▶ [GIVEN PROBLEM]: State only the number of lines that include "CaSO₄".

(Data excerpts)
□ □ □ □ □ □ □

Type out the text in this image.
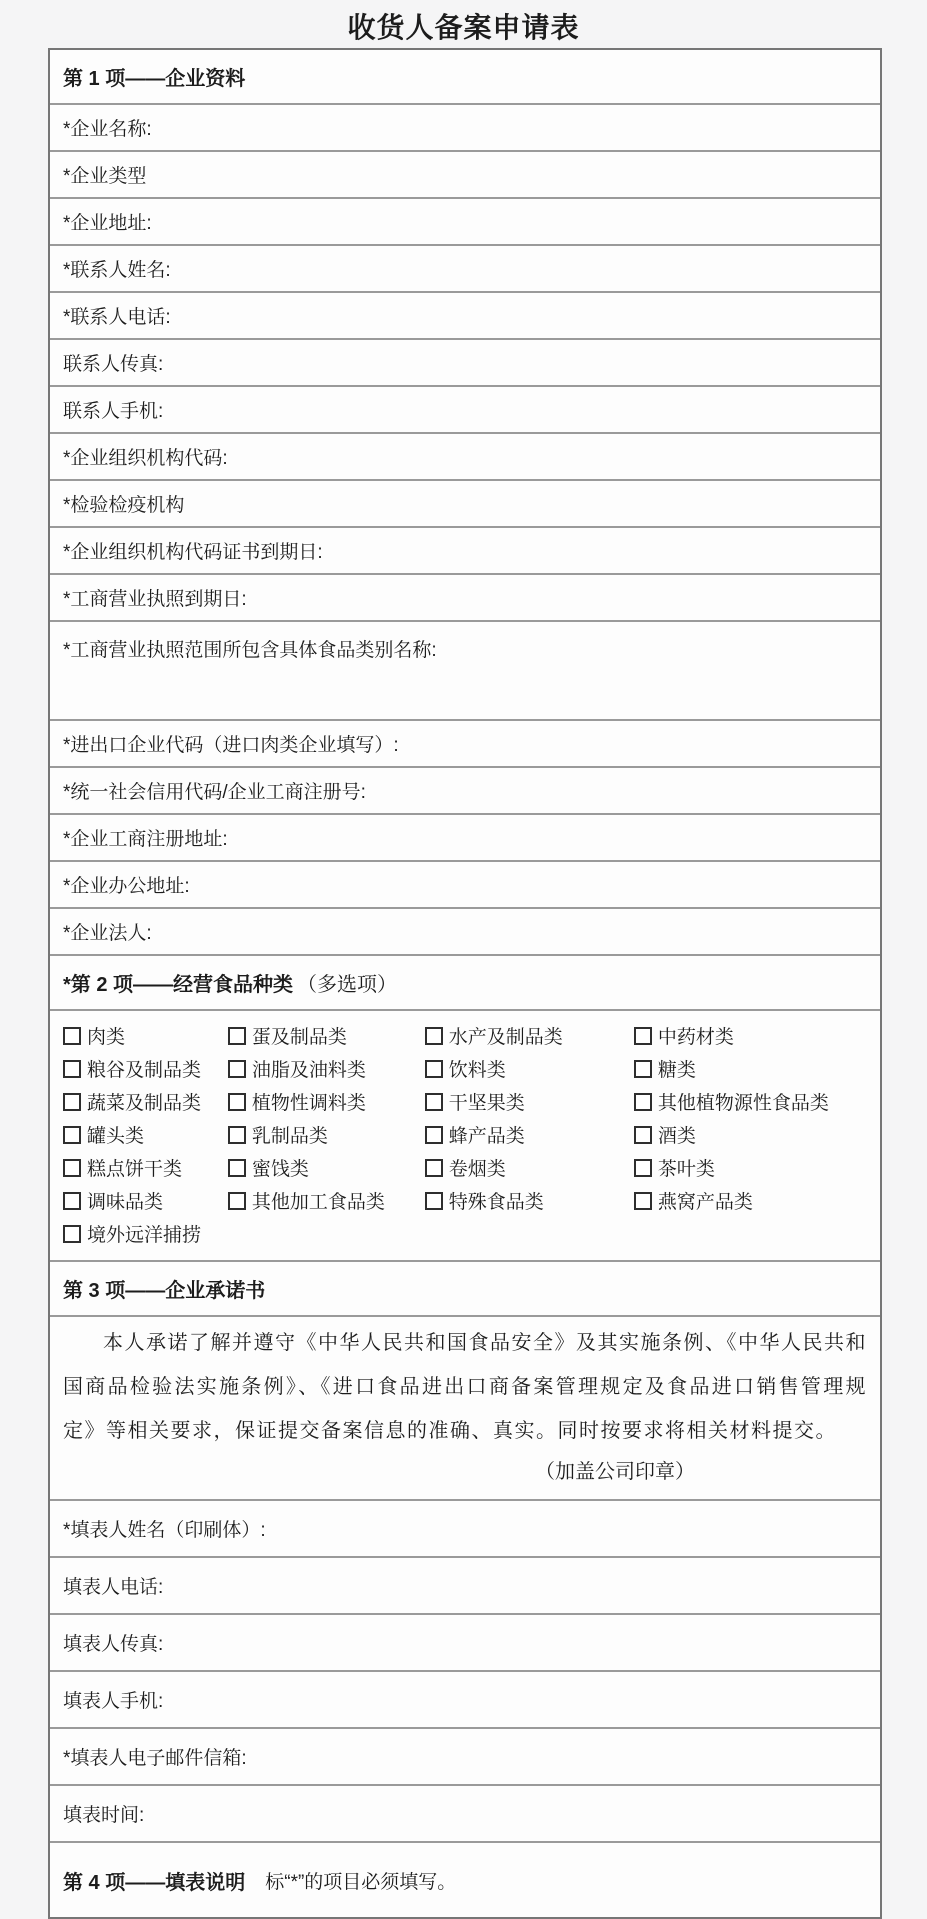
收货人备案申请表
第 1 项——企业资料
*企业名称:
*企业类型
*企业地址:
*联系人姓名:
*联系人电话:
联系人传真:
联系人手机:
*企业组织机构代码:
*检验检疫机构
*企业组织机构代码证书到期日:
*工商营业执照到期日:
*工商营业执照范围所包含具体食品类别名称:
*进出口企业代码（进口肉类企业填写）:
*统一社会信用代码/企业工商注册号:
*企业工商注册地址:
*企业办公地址:
*企业法人:
*第 2 项——经营食品种类 （多选项）
肉类	蛋及制品类	水产及制品类	中药材类
粮谷及制品类	油脂及油料类	饮料类	糖类
蔬菜及制品类	植物性调料类	干坚果类	其他植物源性食品类
罐头类	乳制品类	蜂产品类	酒类
糕点饼干类	蜜饯类	卷烟类	茶叶类
调味品类	其他加工食品类	特殊食品类	燕窝产品类
境外远洋捕捞
第 3 项——企业承诺书
本人承诺了解并遵守《中华人民共和国食品安全》及其实施条例、《中华人民共和国商品检验法实施条例》、《进口食品进出口商备案管理规定及食品进口销售管理规定》等相关要求，保证提交备案信息的准确、真实。同时按要求将相关材料提交。
（加盖公司印章）
*填表人姓名（印刷体）:
填表人电话:
填表人传真:
填表人手机:
*填表人电子邮件信箱:
填表时间:
第 4 项——填表说明 标“*”的项目必须填写。
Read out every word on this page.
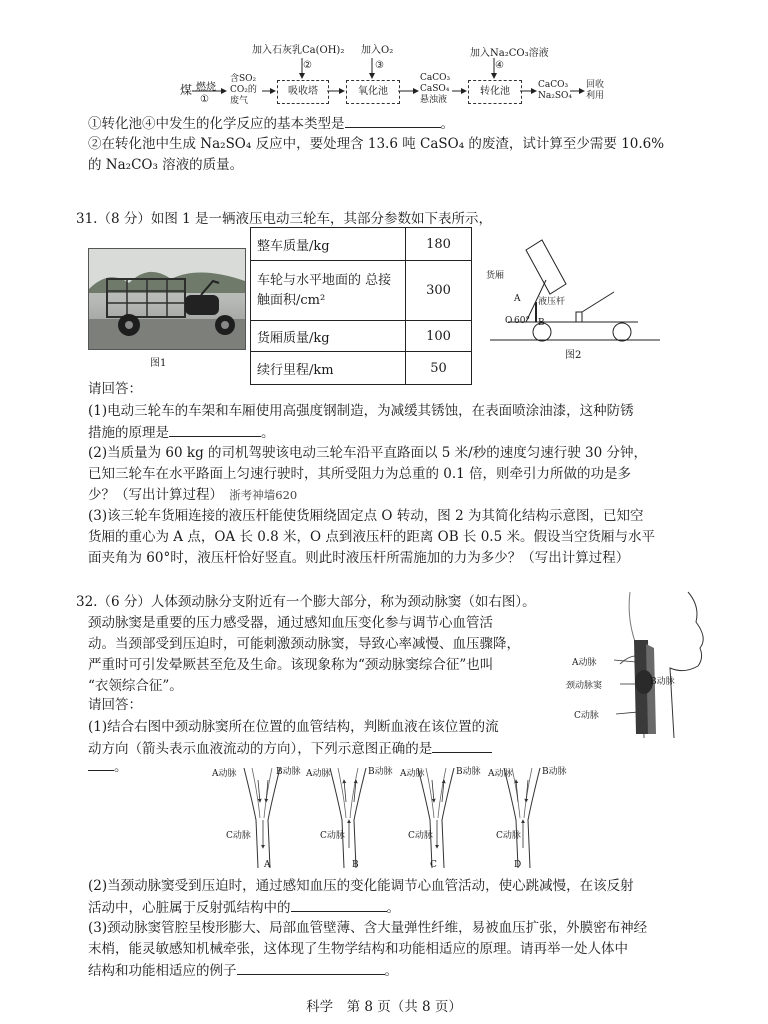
加入石灰乳Ca(OH)₂ 加入O₂	加入Na₂CO₃溶液
②	③	④
煤 燃烧
①
含SO₂ CO₂的 废气
吸收塔	氧化池
CaCO₃ CaSO₄ 悬浊液
转化池
CaCO₃ Na₂SO₄
回收 利用
①转化池④中发生的化学反应的基本类型是	。
②在转化池中生成 Na₂SO₄ 反应中，要处理含 13.6 吨 CaSO₄ 的废渣，试计算至少需要 10.6%
的 Na₂CO₃ 溶液的质量。
31.（8 分）如图 1 是一辆液压电动三轮车，其部分参数如下表所示，
图1
整车质量/kg	180
车轮与水平地面的 总接触面积/cm²	300
货厢质量/kg	100
续行里程/km	50
货厢
A 液压杆
O 60° B
图2
请回答：
(1)电动三轮车的车架和车厢使用高强度钢制造，为减缓其锈蚀，在表面喷涂油漆，这种防锈
措施的原理是	。
(2)当质量为 60 kg 的司机驾驶该电动三轮车沿平直路面以 5 米/秒的速度匀速行驶 30 分钟，
已知三轮车在水平路面上匀速行驶时，其所受阻力为总重的 0.1 倍，则牵引力所做的功是多
少？（写出计算过程） 浙考神墙620
(3)该三轮车货厢连接的液压杆能使货厢绕固定点 O 转动，图 2 为其简化结构示意图，已知空
货厢的重心为 A 点，OA 长 0.8 米，O 点到液压杆的距离 OB 长 0.5 米。假设当空货厢与水平
面夹角为 60°时，液压杆恰好竖直。则此时液压杆所需施加的力为多少？（写出计算过程）
32.（6 分）人体颈动脉分支附近有一个膨大部分，称为颈动脉窦（如右图）。
颈动脉窦是重要的压力感受器，通过感知血压变化参与调节心血管活
动。当颈部受到压迫时，可能刺激颈动脉窦，导致心率减慢、血压骤降，
严重时可引发晕厥甚至危及生命。该现象称为“颈动脉窦综合征”也叫
“衣领综合征”。
请回答：
(1)结合右图中颈动脉窦所在位置的血管结构，判断血液在该位置的流
动方向（箭头表示血液流动的方向），下列示意图正确的是
。
A动脉
颈动脉窦	B动脉
C动脉
A动脉	B动脉
C动脉
A
A动脉	B动脉
C动脉
B
A动脉	B动脉
C动脉
C
A动脉	B动脉
C动脉
D
(2)当颈动脉窦受到压迫时，通过感知血压的变化能调节心血管活动，使心跳减慢，在该反射
活动中，心脏属于反射弧结构中的	。
(3)颈动脉窦管腔呈梭形膨大、局部血管壁薄、含大量弹性纤维，易被血压扩张，外膜密布神经
末梢，能灵敏感知机械牵张，这体现了生物学结构和功能相适应的原理。请再举一处人体中
结构和功能相适应的例子	。
科学　第 8 页（共 8 页）
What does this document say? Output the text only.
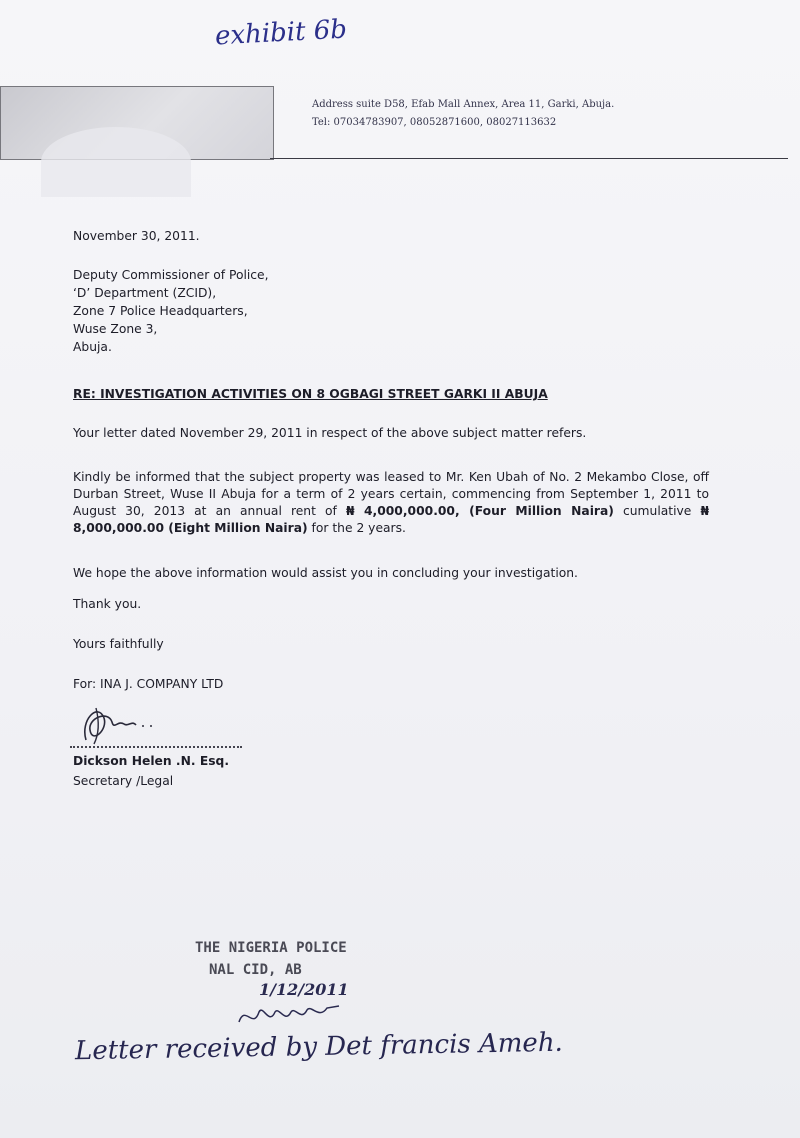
exhibit 6b
Address suite D58, Efab Mall Annex, Area 11, Garki, Abuja.
Tel: 07034783907, 08052871600, 08027113632
November 30, 2011.
Deputy Commissioner of Police,
‘D’ Department (ZCID),
Zone 7 Police Headquarters,
Wuse Zone 3,
Abuja.
RE: INVESTIGATION ACTIVITIES ON 8 OGBAGI STREET GARKI II ABUJA
Your letter dated November 29, 2011 in respect of the above subject matter refers.
Kindly be informed that the subject property was leased to Mr. Ken Ubah of No. 2 Mekambo Close, off Durban Street, Wuse II Abuja for a term of 2 years certain, commencing from September 1, 2011 to August 30, 2013 at an annual rent of ₦ 4,000,000.00, (Four Million Naira) cumulative ₦ 8,000,000.00 (Eight Million Naira) for the 2 years.
We hope the above information would assist you in concluding your investigation.
Thank you.
Yours faithfully
For: INA J. COMPANY LTD
Dickson Helen .N. Esq.
Secretary /Legal
THE NIGERIA POLICE
NAL CID, AB
1/12/2011
Letter received by Det francis Ameh.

□ □ □ □ □ □ □

▶ [OUTPUT OF THE EXERCISE]: 2